> Work to be completed: Omit all images. Write out the rest of the material exactly.
[Start of Source records]
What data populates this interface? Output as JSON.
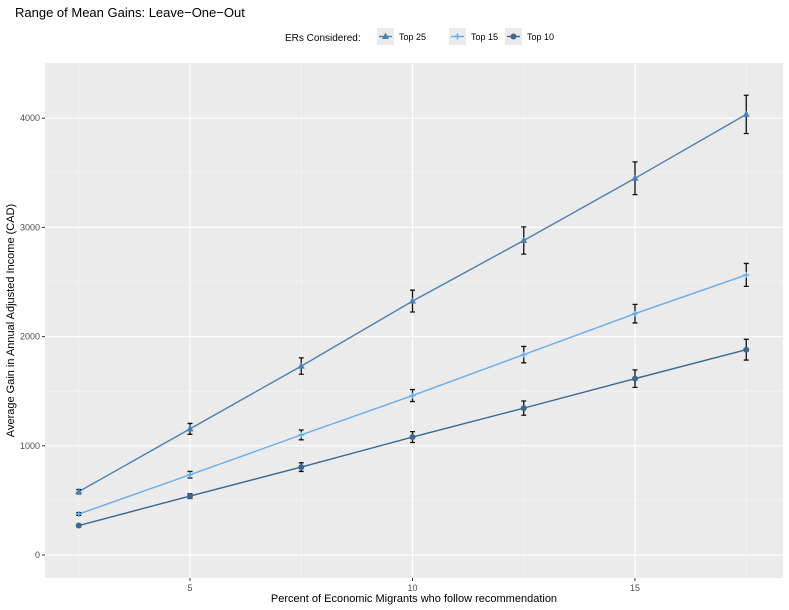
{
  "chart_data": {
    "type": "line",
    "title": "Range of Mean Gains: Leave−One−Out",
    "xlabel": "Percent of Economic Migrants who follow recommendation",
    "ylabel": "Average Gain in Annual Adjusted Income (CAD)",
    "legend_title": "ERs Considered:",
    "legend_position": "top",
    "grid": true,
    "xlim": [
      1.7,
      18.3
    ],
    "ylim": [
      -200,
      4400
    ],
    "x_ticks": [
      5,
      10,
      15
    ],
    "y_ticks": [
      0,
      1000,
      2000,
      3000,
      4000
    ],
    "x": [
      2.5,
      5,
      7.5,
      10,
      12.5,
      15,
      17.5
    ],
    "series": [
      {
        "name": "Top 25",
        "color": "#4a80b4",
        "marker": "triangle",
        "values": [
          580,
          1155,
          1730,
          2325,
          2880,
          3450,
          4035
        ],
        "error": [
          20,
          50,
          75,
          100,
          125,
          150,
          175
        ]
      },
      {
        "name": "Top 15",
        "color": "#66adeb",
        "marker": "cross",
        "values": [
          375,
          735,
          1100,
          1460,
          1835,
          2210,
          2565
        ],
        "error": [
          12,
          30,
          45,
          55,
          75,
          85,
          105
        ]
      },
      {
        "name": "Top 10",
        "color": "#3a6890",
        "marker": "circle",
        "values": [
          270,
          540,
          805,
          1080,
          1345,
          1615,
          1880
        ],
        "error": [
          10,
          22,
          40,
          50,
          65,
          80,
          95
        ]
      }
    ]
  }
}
[End of Source records]
> Output of the exercise:
What data populates this interface? Output as JSON.
{
  "chart_data": {
    "type": "line",
    "title": "Range of Mean Gains: Leave−One−Out",
    "xlabel": "Percent of Economic Migrants who follow recommendation",
    "ylabel": "Average Gain in Annual Adjusted Income (CAD)",
    "legend_title": "ERs Considered:",
    "legend_position": "top",
    "grid": true,
    "xlim": [
      1.7,
      18.3
    ],
    "ylim": [
      -200,
      4400
    ],
    "x_ticks": [
      5,
      10,
      15
    ],
    "y_ticks": [
      0,
      1000,
      2000,
      3000,
      4000
    ],
    "x": [
      2.5,
      5,
      7.5,
      10,
      12.5,
      15,
      17.5
    ],
    "series": [
      {
        "name": "Top 25",
        "color": "#4a80b4",
        "marker": "triangle",
        "values": [
          580,
          1155,
          1730,
          2325,
          2880,
          3450,
          4035
        ],
        "error": [
          20,
          50,
          75,
          100,
          125,
          150,
          175
        ]
      },
      {
        "name": "Top 15",
        "color": "#66adeb",
        "marker": "cross",
        "values": [
          375,
          735,
          1100,
          1460,
          1835,
          2210,
          2565
        ],
        "error": [
          12,
          30,
          45,
          55,
          75,
          85,
          105
        ]
      },
      {
        "name": "Top 10",
        "color": "#3a6890",
        "marker": "circle",
        "values": [
          270,
          540,
          805,
          1080,
          1345,
          1615,
          1880
        ],
        "error": [
          10,
          22,
          40,
          50,
          65,
          80,
          95
        ]
      }
    ]
  }
}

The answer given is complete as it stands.